> [Exercise] Output each line of the material exactly as it stands.

(Items from a data source)
= = = = =

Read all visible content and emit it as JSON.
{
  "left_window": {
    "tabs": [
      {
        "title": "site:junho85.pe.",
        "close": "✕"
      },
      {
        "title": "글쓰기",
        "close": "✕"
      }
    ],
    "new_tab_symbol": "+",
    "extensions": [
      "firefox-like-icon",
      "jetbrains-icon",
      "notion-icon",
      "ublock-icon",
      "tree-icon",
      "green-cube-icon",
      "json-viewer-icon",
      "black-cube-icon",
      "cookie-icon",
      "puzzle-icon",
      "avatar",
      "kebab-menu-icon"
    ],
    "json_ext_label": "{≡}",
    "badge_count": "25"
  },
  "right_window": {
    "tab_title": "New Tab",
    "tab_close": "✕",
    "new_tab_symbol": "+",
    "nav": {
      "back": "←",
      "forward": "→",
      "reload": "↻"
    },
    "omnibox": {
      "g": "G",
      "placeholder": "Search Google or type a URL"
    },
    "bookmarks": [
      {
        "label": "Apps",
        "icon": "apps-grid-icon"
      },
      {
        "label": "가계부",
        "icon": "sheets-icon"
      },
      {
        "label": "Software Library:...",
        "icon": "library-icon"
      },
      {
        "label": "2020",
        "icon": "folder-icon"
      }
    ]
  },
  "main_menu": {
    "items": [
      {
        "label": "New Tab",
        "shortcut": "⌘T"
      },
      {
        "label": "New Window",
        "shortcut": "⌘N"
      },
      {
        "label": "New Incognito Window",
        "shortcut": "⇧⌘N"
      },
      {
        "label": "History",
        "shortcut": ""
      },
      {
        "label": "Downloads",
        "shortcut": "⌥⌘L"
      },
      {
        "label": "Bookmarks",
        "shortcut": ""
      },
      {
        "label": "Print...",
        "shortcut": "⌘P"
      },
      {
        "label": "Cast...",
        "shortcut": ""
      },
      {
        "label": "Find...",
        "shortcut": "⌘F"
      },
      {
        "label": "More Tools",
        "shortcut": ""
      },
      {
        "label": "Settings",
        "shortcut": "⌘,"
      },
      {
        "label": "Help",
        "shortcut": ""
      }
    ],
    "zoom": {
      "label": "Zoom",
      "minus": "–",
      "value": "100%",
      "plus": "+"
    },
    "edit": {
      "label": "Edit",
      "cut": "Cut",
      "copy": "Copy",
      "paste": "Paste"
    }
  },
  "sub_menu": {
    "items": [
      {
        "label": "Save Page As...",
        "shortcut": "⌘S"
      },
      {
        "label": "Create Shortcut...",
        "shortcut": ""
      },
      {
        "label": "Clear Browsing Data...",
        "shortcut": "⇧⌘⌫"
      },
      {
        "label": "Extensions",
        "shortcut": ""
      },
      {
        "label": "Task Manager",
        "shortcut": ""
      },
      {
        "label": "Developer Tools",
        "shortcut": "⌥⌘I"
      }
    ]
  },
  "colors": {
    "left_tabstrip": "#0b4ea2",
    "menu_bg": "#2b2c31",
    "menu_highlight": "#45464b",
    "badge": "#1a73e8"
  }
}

= = = = =

> [Exercise answer]
Read all visible content and emit it as JSON.
{
  "left_window": {
    "tabs": [
      {
        "title": "site:junho85.pe.",
        "close": "✕"
      },
      {
        "title": "글쓰기",
        "close": "✕"
      }
    ],
    "new_tab_symbol": "+",
    "extensions": [
      "firefox-like-icon",
      "jetbrains-icon",
      "notion-icon",
      "ublock-icon",
      "tree-icon",
      "green-cube-icon",
      "json-viewer-icon",
      "black-cube-icon",
      "cookie-icon",
      "puzzle-icon",
      "avatar",
      "kebab-menu-icon"
    ],
    "json_ext_label": "{≡}",
    "badge_count": "25"
  },
  "right_window": {
    "tab_title": "New Tab",
    "tab_close": "✕",
    "new_tab_symbol": "+",
    "nav": {
      "back": "←",
      "forward": "→",
      "reload": "↻"
    },
    "omnibox": {
      "g": "G",
      "placeholder": "Search Google or type a URL"
    },
    "bookmarks": [
      {
        "label": "Apps",
        "icon": "apps-grid-icon"
      },
      {
        "label": "가계부",
        "icon": "sheets-icon"
      },
      {
        "label": "Software Library:...",
        "icon": "library-icon"
      },
      {
        "label": "2020",
        "icon": "folder-icon"
      }
    ]
  },
  "main_menu": {
    "items": [
      {
        "label": "New Tab",
        "shortcut": "⌘T"
      },
      {
        "label": "New Window",
        "shortcut": "⌘N"
      },
      {
        "label": "New Incognito Window",
        "shortcut": "⇧⌘N"
      },
      {
        "label": "History",
        "shortcut": ""
      },
      {
        "label": "Downloads",
        "shortcut": "⌥⌘L"
      },
      {
        "label": "Bookmarks",
        "shortcut": ""
      },
      {
        "label": "Print...",
        "shortcut": "⌘P"
      },
      {
        "label": "Cast...",
        "shortcut": ""
      },
      {
        "label": "Find...",
        "shortcut": "⌘F"
      },
      {
        "label": "More Tools",
        "shortcut": ""
      },
      {
        "label": "Settings",
        "shortcut": "⌘,"
      },
      {
        "label": "Help",
        "shortcut": ""
      }
    ],
    "zoom": {
      "label": "Zoom",
      "minus": "–",
      "value": "100%",
      "plus": "+"
    },
    "edit": {
      "label": "Edit",
      "cut": "Cut",
      "copy": "Copy",
      "paste": "Paste"
    }
  },
  "sub_menu": {
    "items": [
      {
        "label": "Save Page As...",
        "shortcut": "⌘S"
      },
      {
        "label": "Create Shortcut...",
        "shortcut": ""
      },
      {
        "label": "Clear Browsing Data...",
        "shortcut": "⇧⌘⌫"
      },
      {
        "label": "Extensions",
        "shortcut": ""
      },
      {
        "label": "Task Manager",
        "shortcut": ""
      },
      {
        "label": "Developer Tools",
        "shortcut": "⌥⌘I"
      }
    ]
  },
  "colors": {
    "left_tabstrip": "#0b4ea2",
    "menu_bg": "#2b2c31",
    "menu_highlight": "#45464b",
    "badge": "#1a73e8"
  }
}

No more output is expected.